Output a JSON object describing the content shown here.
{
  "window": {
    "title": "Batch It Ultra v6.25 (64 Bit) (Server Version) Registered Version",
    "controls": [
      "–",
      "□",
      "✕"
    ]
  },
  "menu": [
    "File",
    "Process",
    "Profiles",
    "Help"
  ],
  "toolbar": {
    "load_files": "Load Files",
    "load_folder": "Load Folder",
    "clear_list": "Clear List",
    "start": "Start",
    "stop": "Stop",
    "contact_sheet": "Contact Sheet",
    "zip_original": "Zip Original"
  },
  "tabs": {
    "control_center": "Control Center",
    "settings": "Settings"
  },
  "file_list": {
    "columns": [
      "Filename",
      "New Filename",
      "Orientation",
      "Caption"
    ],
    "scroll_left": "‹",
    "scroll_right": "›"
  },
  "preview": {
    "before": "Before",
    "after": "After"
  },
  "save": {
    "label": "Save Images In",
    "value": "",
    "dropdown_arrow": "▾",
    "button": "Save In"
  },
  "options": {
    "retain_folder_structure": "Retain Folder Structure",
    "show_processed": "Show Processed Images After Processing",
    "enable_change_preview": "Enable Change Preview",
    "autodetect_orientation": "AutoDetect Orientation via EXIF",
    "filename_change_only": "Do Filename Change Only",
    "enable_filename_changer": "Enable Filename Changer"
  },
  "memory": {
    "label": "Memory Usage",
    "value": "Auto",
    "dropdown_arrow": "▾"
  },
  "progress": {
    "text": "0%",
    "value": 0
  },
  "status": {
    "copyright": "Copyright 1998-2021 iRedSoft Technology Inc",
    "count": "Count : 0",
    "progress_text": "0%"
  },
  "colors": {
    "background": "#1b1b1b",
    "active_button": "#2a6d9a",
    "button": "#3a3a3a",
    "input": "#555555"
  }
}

+===+

# Stated goal
Isolate the lines that hold the word "Folder" and copy all of them.

# Response for this exercise
    "load_folder": "Load Folder",
    "retain_folder_structure": "Retain Folder Structure",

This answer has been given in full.